> Information given
☆ ☆ ☆ ☆ ☆ ☆ ☆

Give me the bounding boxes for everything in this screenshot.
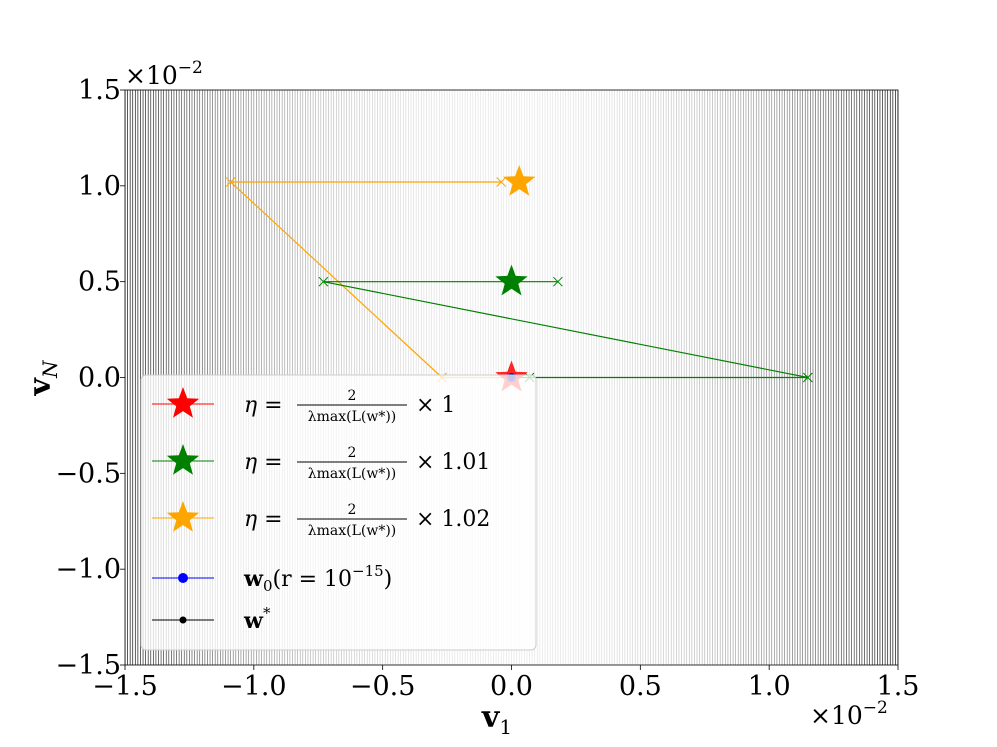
legend-entry-4: w* bbox=[152, 604, 271, 634]
trajectory-step-marker bbox=[496, 177, 507, 187]
x-tick-label: 0.5 bbox=[619, 671, 662, 702]
legend-prefix: η = bbox=[244, 450, 283, 475]
x-tick-label: −1.0 bbox=[221, 671, 287, 702]
x-tick-label: 1.0 bbox=[748, 671, 791, 702]
y-tick-label: −1.0 bbox=[55, 554, 121, 585]
final-star-marker bbox=[503, 165, 536, 196]
legend-suffix: × 1.01 bbox=[416, 450, 490, 475]
legend-fraction-numerator: 2 bbox=[348, 388, 357, 404]
legend-dot-marker bbox=[179, 616, 187, 624]
legend-label: w0(r = 10−15) bbox=[243, 562, 392, 595]
x-axis-multiplier: ×10−2 bbox=[810, 698, 888, 730]
y-tick-label: 1.0 bbox=[78, 171, 121, 202]
x-tick-label: 1.5 bbox=[877, 671, 920, 702]
legend-entry-3: w0(r = 10−15) bbox=[152, 562, 392, 595]
y-axis-multiplier: ×10−2 bbox=[125, 58, 203, 90]
legend-entry-1: η = 2 λmax(L(w*)) × 1.01 bbox=[152, 444, 490, 482]
y-axis-label: vN bbox=[23, 359, 62, 396]
legend-dot-marker bbox=[178, 573, 188, 583]
legend-box bbox=[140, 374, 537, 651]
series-trajectory-line bbox=[229, 181, 512, 379]
legend-fraction-numerator: 2 bbox=[348, 502, 357, 518]
x-tick-label: −0.5 bbox=[350, 671, 416, 702]
y-tick-label: −1.5 bbox=[55, 650, 121, 681]
trajectory-step-marker bbox=[225, 177, 236, 187]
legend-fraction-denominator: λmax(L(w*)) bbox=[308, 466, 397, 482]
x-axis-ticks: −1.5 −1.0 −0.5 0.0 0.5 1.0 1.5 bbox=[92, 665, 919, 702]
final-star-marker bbox=[495, 264, 528, 296]
trajectory-step-marker bbox=[802, 372, 813, 383]
y-tick-label: 0.5 bbox=[78, 267, 121, 298]
legend-star-marker bbox=[166, 501, 200, 532]
legend-label: w* bbox=[243, 604, 271, 634]
series-2 bbox=[225, 165, 536, 383]
y-tick-label: −0.5 bbox=[55, 458, 121, 489]
x-tick-label: 0.0 bbox=[490, 671, 533, 702]
y-axis-ticks: −1.5 −1.0 −0.5 0.0 0.5 1.0 1.5 bbox=[55, 75, 125, 681]
trajectory-step-marker bbox=[553, 276, 563, 287]
legend-prefix: η = bbox=[244, 393, 283, 418]
x-tick-label: −1.5 bbox=[92, 671, 158, 702]
x-axis-label: v1 bbox=[481, 700, 512, 739]
legend-suffix: × 1.02 bbox=[416, 507, 490, 532]
trajectory-step-marker bbox=[318, 276, 329, 287]
legend-suffix: × 1 bbox=[416, 393, 455, 418]
legend-star-marker bbox=[166, 444, 200, 475]
legend-star-marker bbox=[166, 387, 200, 418]
legend-prefix: η = bbox=[244, 507, 283, 532]
legend-fraction-denominator: λmax(L(w*)) bbox=[308, 523, 397, 539]
y-tick-label: 1.5 bbox=[78, 75, 121, 106]
y-tick-label: 0.0 bbox=[78, 363, 121, 394]
legend-fraction-denominator: λmax(L(w*)) bbox=[308, 409, 397, 425]
legend-entry-0: η = 2 λmax(L(w*)) × 1 bbox=[152, 387, 455, 425]
legend-fraction-numerator: 2 bbox=[348, 445, 357, 461]
legend-entry-2: η = 2 λmax(L(w*)) × 1.02 bbox=[152, 501, 490, 539]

☆ ☆ ☆ ☆ ☆ ☆ ☆

> What to produce
Copy out every line of the material above character for character, leaving out the picture.

> Full answer
Give me the bounding boxes for everything in this screenshot.
legend-entry-4: w* bbox=[152, 604, 271, 634]
trajectory-step-marker bbox=[496, 177, 507, 187]
x-tick-label: 0.5 bbox=[619, 671, 662, 702]
legend-prefix: η = bbox=[244, 450, 283, 475]
x-tick-label: −1.0 bbox=[221, 671, 287, 702]
x-tick-label: 1.0 bbox=[748, 671, 791, 702]
y-tick-label: −1.0 bbox=[55, 554, 121, 585]
final-star-marker bbox=[503, 165, 536, 196]
legend-suffix: × 1.01 bbox=[416, 450, 490, 475]
legend-fraction-numerator: 2 bbox=[348, 388, 357, 404]
legend-dot-marker bbox=[179, 616, 187, 624]
legend-label: w0(r = 10−15) bbox=[243, 562, 392, 595]
x-axis-multiplier: ×10−2 bbox=[810, 698, 888, 730]
y-tick-label: 1.0 bbox=[78, 171, 121, 202]
x-tick-label: 1.5 bbox=[877, 671, 920, 702]
legend-entry-3: w0(r = 10−15) bbox=[152, 562, 392, 595]
y-axis-multiplier: ×10−2 bbox=[125, 58, 203, 90]
legend-entry-1: η = 2 λmax(L(w*)) × 1.01 bbox=[152, 444, 490, 482]
y-axis-label: vN bbox=[23, 359, 62, 396]
legend-dot-marker bbox=[178, 573, 188, 583]
legend-box bbox=[140, 374, 537, 651]
series-trajectory-line bbox=[229, 181, 512, 379]
legend-fraction-numerator: 2 bbox=[348, 502, 357, 518]
x-tick-label: −0.5 bbox=[350, 671, 416, 702]
y-tick-label: −1.5 bbox=[55, 650, 121, 681]
trajectory-step-marker bbox=[225, 177, 236, 187]
legend-fraction-denominator: λmax(L(w*)) bbox=[308, 466, 397, 482]
x-axis-ticks: −1.5 −1.0 −0.5 0.0 0.5 1.0 1.5 bbox=[92, 665, 919, 702]
final-star-marker bbox=[495, 264, 528, 296]
trajectory-step-marker bbox=[802, 372, 813, 383]
y-tick-label: 0.5 bbox=[78, 267, 121, 298]
legend-star-marker bbox=[166, 501, 200, 532]
legend-label: w* bbox=[243, 604, 271, 634]
series-2 bbox=[225, 165, 536, 383]
y-tick-label: −0.5 bbox=[55, 458, 121, 489]
x-tick-label: 0.0 bbox=[490, 671, 533, 702]
y-axis-ticks: −1.5 −1.0 −0.5 0.0 0.5 1.0 1.5 bbox=[55, 75, 125, 681]
trajectory-step-marker bbox=[553, 276, 563, 287]
legend-prefix: η = bbox=[244, 393, 283, 418]
x-tick-label: −1.5 bbox=[92, 671, 158, 702]
x-axis-label: v1 bbox=[481, 700, 512, 739]
legend-suffix: × 1.02 bbox=[416, 507, 490, 532]
trajectory-step-marker bbox=[318, 276, 329, 287]
legend-suffix: × 1 bbox=[416, 393, 455, 418]
legend-star-marker bbox=[166, 444, 200, 475]
legend-star-marker bbox=[166, 387, 200, 418]
legend-prefix: η = bbox=[244, 507, 283, 532]
legend-fraction-denominator: λmax(L(w*)) bbox=[308, 523, 397, 539]
y-tick-label: 1.5 bbox=[78, 75, 121, 106]
y-tick-label: 0.0 bbox=[78, 363, 121, 394]
legend-fraction-denominator: λmax(L(w*)) bbox=[308, 409, 397, 425]
legend-entry-0: η = 2 λmax(L(w*)) × 1 bbox=[152, 387, 455, 425]
legend-fraction-numerator: 2 bbox=[348, 445, 357, 461]
legend-entry-2: η = 2 λmax(L(w*)) × 1.02 bbox=[152, 501, 490, 539]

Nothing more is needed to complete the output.